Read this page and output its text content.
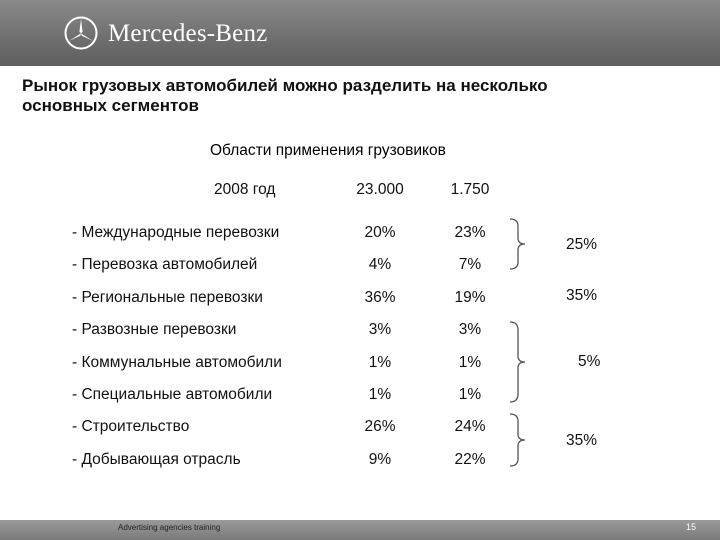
Mercedes-Benz
Рынок грузовых автомобилей можно разделить на несколько основных сегментов
Области применения грузовиков
2008 год	23.000	1.750
- Международные перевозки	20%	23%
- Перевозка автомобилей	4%	7%
- Региональные перевозки	36%	19%
- Развозные перевозки	3%	3%
- Коммунальные автомобили	1%	1%
- Специальные автомобили	1%	1%
- Строительство	26%	24%
- Добывающая отрасль	9%	22%
25%
35%
5%
35%
Advertising agencies training	15
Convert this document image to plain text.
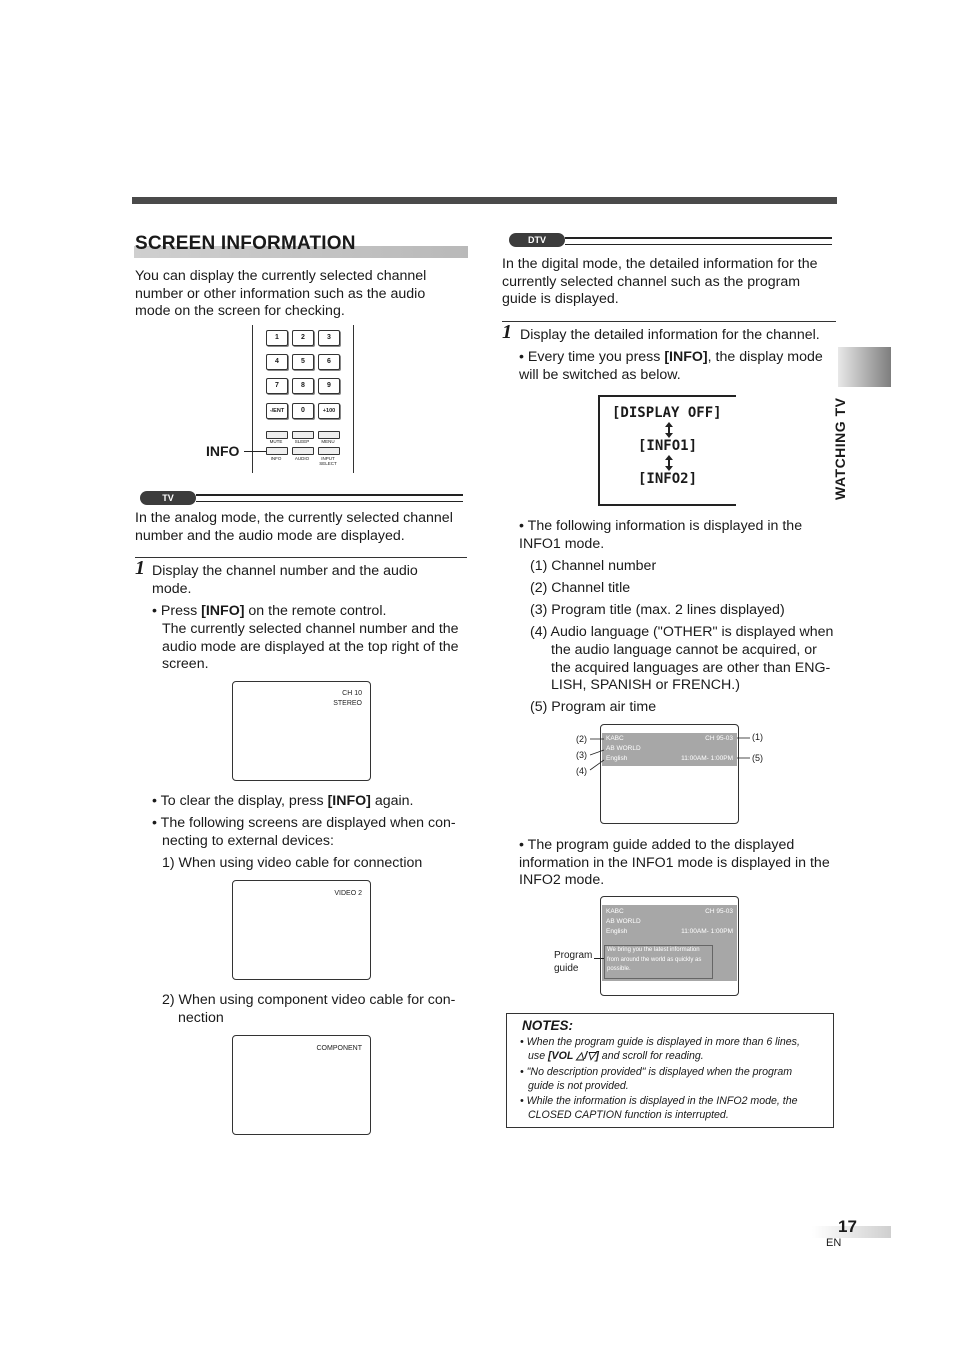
SCREEN INFORMATION

You can display the currently selected channel number or other information such as the audio mode on the screen for checking.

1	2	3
4	5	6
7	8	9
-/ENT	0	+100
MUTE	SLEEP	MENU
INFO	AUDIO	INPUT SELECT
INFO
TV

In the analog mode, the currently selected channel number and the audio mode are displayed.

1 Display the channel number and the audio mode.

• Press [INFO] on the remote control.

The currently selected channel number and the audio mode are displayed at the top right of the screen.

CH 10
STEREO

• To clear the display, press [INFO] again.

• The following screens are displayed when con-

necting to external devices:

1) When using video cable for connection

VIDEO 2

2) When using component video cable for con-

nection

COMPONENT
DTV

In the digital mode, the detailed information for the currently selected channel such as the program guide is displayed.

1 Display the detailed information for the channel.

• Every time you press [INFO], the display mode will be switched as below.

[DISPLAY OFF]
[INFO1]
[INFO2]

• The following information is displayed in the INFO1 mode.

(1) Channel number

(2) Channel title

(3) Program title (max. 2 lines displayed)

(4) Audio language ("OTHER" is displayed when

the audio language cannot be acquired, or

the acquired languages are other than ENG-

LISH, SPANISH or FRENCH.)

(5) Program air time

KABC	CH 95-03
AB WORLD
English	11:00AM- 1:00PM
(2)
(3)
(4)
(1)
(5)

• The program guide added to the displayed information in the INFO1 mode is displayed in the INFO2 mode.

KABC	CH 95-03
AB WORLD
English	11:00AM- 1:00PM
We bring you the latest information
from around the world as quickly as
possible.
Program
guide
NOTES:
• When the program guide is displayed in more than 6 lines,
use [VOL △/▽] and scroll for reading.
• "No description provided" is displayed when the program
guide is not provided.
• While the information is displayed in the INFO2 mode, the
CLOSED CAPTION function is interrupted.
WATCHING TV
17
EN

----------

Task objective – Within the data above, pick out all lines holding the word "detailed".

Written response –
In the digital mode, the detailed information for the currently selected channel such as the program guide is displayed.
1 Display the detailed information for the channel.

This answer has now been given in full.